### Exercise
Substitute "lactate" for every "lactic" and write the lines out again, otherwise unchanged. Start with the line containing "471, 460, 491]" and go on through the line containing "640, 357, 671]".

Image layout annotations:
<<<<

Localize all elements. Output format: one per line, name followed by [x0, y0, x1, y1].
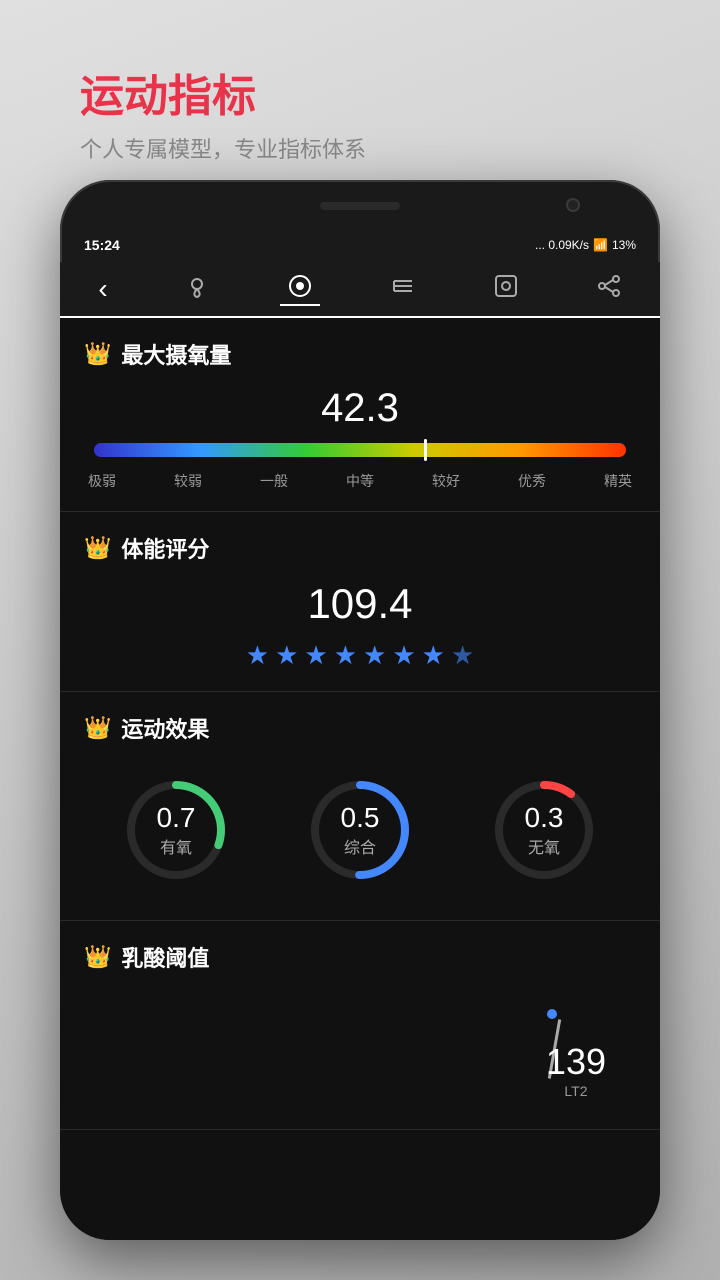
label-good: 较好	[432, 471, 460, 491]
crown-icon-effect: 👑	[84, 715, 111, 741]
fitness-section: 👑 体能评分 109.4 ★ ★ ★ ★ ★ ★ ★ ★	[60, 512, 660, 692]
aerobic-text: 0.7 有氧	[157, 802, 196, 858]
comprehensive-value: 0.5	[341, 802, 380, 833]
lactic-sublabel: LT2	[546, 1083, 606, 1099]
vo2max-value: 42.3	[84, 386, 636, 431]
search-icon[interactable]	[493, 273, 519, 306]
lactic-content: 139 LT2	[84, 989, 636, 1109]
vo2max-marker	[424, 439, 427, 461]
battery-status: 13%	[612, 238, 636, 252]
comprehensive-label: 综合	[341, 834, 380, 858]
phone-camera	[566, 198, 580, 212]
lactic-value-container: 139 LT2	[546, 1041, 606, 1099]
circle-icon	[287, 278, 313, 305]
phone-speaker	[320, 202, 400, 210]
active-nav-item[interactable]	[287, 273, 313, 306]
lactic-number: 139	[546, 1041, 606, 1083]
vo2max-section: 👑 最大摄氧量 42.3 极弱 较弱 一般 中等 较好 优秀 精英	[60, 318, 660, 512]
star-6: ★	[392, 640, 415, 671]
lactic-label: 乳酸阈值	[121, 941, 209, 973]
vo2max-label: 最大摄氧量	[121, 338, 231, 370]
stars-row: ★ ★ ★ ★ ★ ★ ★ ★	[84, 640, 636, 671]
network-status: ... 0.09K/s	[535, 238, 589, 252]
crown-icon-vo2: 👑	[84, 341, 111, 367]
active-indicator	[280, 304, 320, 306]
star-1: ★	[246, 640, 269, 671]
fitness-title: 👑 体能评分	[84, 532, 636, 564]
page-background: 运动指标 个人专属模型，专业指标体系 15:24 ... 0.09K/s 📶 1…	[0, 0, 720, 1280]
rainbow-bar-container	[94, 443, 626, 457]
bar-labels: 极弱 较弱 一般 中等 较好 优秀 精英	[84, 471, 636, 491]
page-subtitle: 个人专属模型，专业指标体系	[80, 132, 366, 164]
label-excellent: 优秀	[518, 471, 546, 491]
comprehensive-text: 0.5 综合	[341, 802, 380, 858]
anaerobic-container: 0.3 无氧	[484, 770, 604, 890]
star-2: ★	[275, 640, 298, 671]
anaerobic-label: 无氧	[525, 834, 564, 858]
star-4: ★	[334, 640, 357, 671]
nav-bar: ‹	[60, 262, 660, 318]
label-elite: 精英	[604, 471, 632, 491]
star-7: ★	[422, 640, 445, 671]
crown-icon-lactic: 👑	[84, 944, 111, 970]
status-bar: 15:24 ... 0.09K/s 📶 13%	[60, 230, 660, 260]
aerobic-value: 0.7	[157, 802, 196, 833]
vo2max-title: 👑 最大摄氧量	[84, 338, 636, 370]
effect-label: 运动效果	[121, 712, 209, 744]
anaerobic-circle: 0.3 无氧	[484, 770, 604, 890]
aerobic-circle: 0.7 有氧	[116, 770, 236, 890]
lactic-section: 👑 乳酸阈值 139 LT2	[60, 921, 660, 1130]
star-3: ★	[304, 640, 327, 671]
crown-icon-fitness: 👑	[84, 535, 111, 561]
label-very-weak: 极弱	[88, 471, 116, 491]
effect-title: 👑 运动效果	[84, 712, 636, 744]
star-8-half: ★	[451, 640, 474, 671]
rainbow-bar	[94, 443, 626, 457]
comprehensive-container: 0.5 综合	[300, 770, 420, 890]
back-button[interactable]: ‹	[98, 273, 107, 305]
star-5: ★	[363, 640, 386, 671]
effect-circles: 0.7 有氧 0.5	[84, 760, 636, 900]
fitness-value: 109.4	[84, 580, 636, 628]
lactic-title: 👑 乳酸阈值	[84, 941, 636, 973]
anaerobic-value: 0.3	[525, 802, 564, 833]
phone-shell: 15:24 ... 0.09K/s 📶 13% ‹	[60, 180, 660, 1240]
lactic-dot	[547, 1009, 557, 1019]
comprehensive-circle: 0.5 综合	[300, 770, 420, 890]
top-text-area: 运动指标 个人专属模型，专业指标体系	[80, 60, 366, 164]
label-normal: 一般	[260, 471, 288, 491]
page-title: 运动指标	[80, 60, 366, 124]
wifi-icon: 📶	[593, 238, 608, 252]
aerobic-label: 有氧	[157, 834, 196, 858]
aerobic-container: 0.7 有氧	[116, 770, 236, 890]
effect-section: 👑 运动效果 0.7 有氧	[60, 692, 660, 921]
label-weak: 较弱	[174, 471, 202, 491]
content-area[interactable]: 👑 最大摄氧量 42.3 极弱 较弱 一般 中等 较好 优秀 精英	[60, 318, 660, 1240]
status-right: ... 0.09K/s 📶 13%	[535, 238, 636, 252]
status-time: 15:24	[84, 237, 120, 253]
anaerobic-text: 0.3 无氧	[525, 802, 564, 858]
share-icon[interactable]	[596, 273, 622, 306]
list-icon[interactable]	[390, 273, 416, 306]
label-medium: 中等	[346, 471, 374, 491]
fitness-label: 体能评分	[121, 532, 209, 564]
map-icon[interactable]	[184, 273, 210, 306]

>>>>

### Written response
label-good: 较好	[432, 471, 460, 491]
crown-icon-effect: 👑	[84, 715, 111, 741]
fitness-section: 👑 体能评分 109.4 ★ ★ ★ ★ ★ ★ ★ ★	[60, 512, 660, 692]
aerobic-text: 0.7 有氧	[157, 802, 196, 858]
comprehensive-value: 0.5	[341, 802, 380, 833]
lactate-sublabel: LT2	[546, 1083, 606, 1099]
vo2max-value: 42.3	[84, 386, 636, 431]
search-icon[interactable]	[493, 273, 519, 306]
lactate-content: 139 LT2	[84, 989, 636, 1109]
vo2max-marker	[424, 439, 427, 461]
battery-status: 13%	[612, 238, 636, 252]
comprehensive-label: 综合	[341, 834, 380, 858]
phone-camera	[566, 198, 580, 212]
lactate-value-container: 139 LT2	[546, 1041, 606, 1099]
circle-icon	[287, 278, 313, 305]
phone-speaker	[320, 202, 400, 210]
active-nav-item[interactable]	[287, 273, 313, 306]
lactate-number: 139	[546, 1041, 606, 1083]
vo2max-section: 👑 最大摄氧量 42.3 极弱 较弱 一般 中等 较好 优秀 精英	[60, 318, 660, 512]
star-6: ★	[392, 640, 415, 671]
lactate-label: 乳酸阈值	[121, 941, 209, 973]
vo2max-label: 最大摄氧量	[121, 338, 231, 370]
stars-row: ★ ★ ★ ★ ★ ★ ★ ★	[84, 640, 636, 671]
network-status: ... 0.09K/s	[535, 238, 589, 252]
crown-icon-vo2: 👑	[84, 341, 111, 367]
active-indicator	[280, 304, 320, 306]
star-1: ★	[246, 640, 269, 671]
fitness-title: 👑 体能评分	[84, 532, 636, 564]
page-background: 运动指标 个人专属模型，专业指标体系 15:24 ... 0.09K/s 📶 1…	[0, 0, 720, 1280]
rainbow-bar-container	[94, 443, 626, 457]
bar-labels: 极弱 较弱 一般 中等 较好 优秀 精英	[84, 471, 636, 491]
page-subtitle: 个人专属模型，专业指标体系	[80, 132, 366, 164]
label-excellent: 优秀	[518, 471, 546, 491]
comprehensive-text: 0.5 综合	[341, 802, 380, 858]
anaerobic-container: 0.3 无氧	[484, 770, 604, 890]
star-2: ★	[275, 640, 298, 671]
anaerobic-label: 无氧	[525, 834, 564, 858]
star-4: ★	[334, 640, 357, 671]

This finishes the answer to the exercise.